Records from a collection:
=-=-=
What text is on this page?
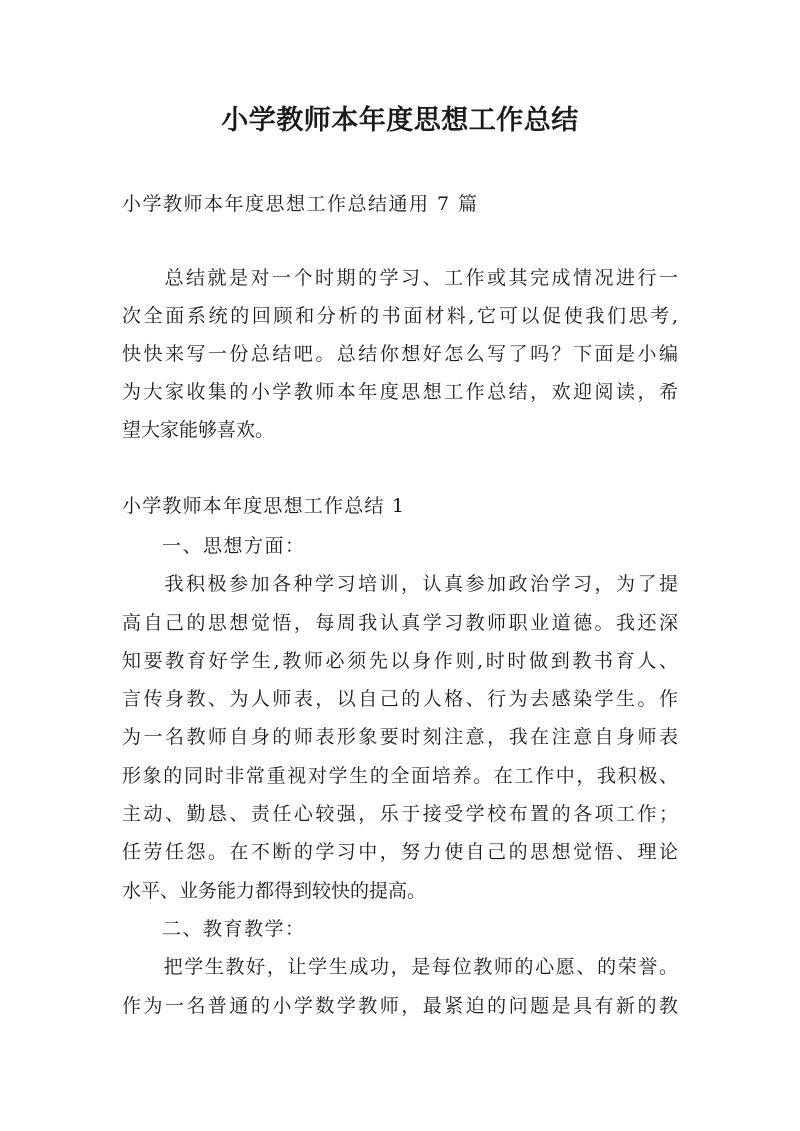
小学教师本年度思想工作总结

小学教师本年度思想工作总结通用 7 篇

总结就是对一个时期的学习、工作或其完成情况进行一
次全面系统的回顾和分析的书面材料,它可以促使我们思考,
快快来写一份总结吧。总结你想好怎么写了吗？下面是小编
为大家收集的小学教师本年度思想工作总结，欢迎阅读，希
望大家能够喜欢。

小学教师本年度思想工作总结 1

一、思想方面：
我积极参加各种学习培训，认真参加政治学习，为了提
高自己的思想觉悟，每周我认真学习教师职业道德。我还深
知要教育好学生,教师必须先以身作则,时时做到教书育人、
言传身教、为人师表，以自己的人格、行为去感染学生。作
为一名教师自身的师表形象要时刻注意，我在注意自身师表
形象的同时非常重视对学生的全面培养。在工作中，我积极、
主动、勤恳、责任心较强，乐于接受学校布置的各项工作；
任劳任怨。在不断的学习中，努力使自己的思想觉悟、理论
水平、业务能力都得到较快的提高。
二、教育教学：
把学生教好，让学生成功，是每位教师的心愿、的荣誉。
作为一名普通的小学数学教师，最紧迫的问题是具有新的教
=-=-=
Set the pictures aside and transcribe the data above exactly.

What text is on this page?
小学教师本年度思想工作总结

小学教师本年度思想工作总结通用 7 篇

总结就是对一个时期的学习、工作或其完成情况进行一
次全面系统的回顾和分析的书面材料,它可以促使我们思考,
快快来写一份总结吧。总结你想好怎么写了吗？下面是小编
为大家收集的小学教师本年度思想工作总结，欢迎阅读，希
望大家能够喜欢。

小学教师本年度思想工作总结 1

一、思想方面：
我积极参加各种学习培训，认真参加政治学习，为了提
高自己的思想觉悟，每周我认真学习教师职业道德。我还深
知要教育好学生,教师必须先以身作则,时时做到教书育人、
言传身教、为人师表，以自己的人格、行为去感染学生。作
为一名教师自身的师表形象要时刻注意，我在注意自身师表
形象的同时非常重视对学生的全面培养。在工作中，我积极、
主动、勤恳、责任心较强，乐于接受学校布置的各项工作；
任劳任怨。在不断的学习中，努力使自己的思想觉悟、理论
水平、业务能力都得到较快的提高。
二、教育教学：
把学生教好，让学生成功，是每位教师的心愿、的荣誉。
作为一名普通的小学数学教师，最紧迫的问题是具有新的教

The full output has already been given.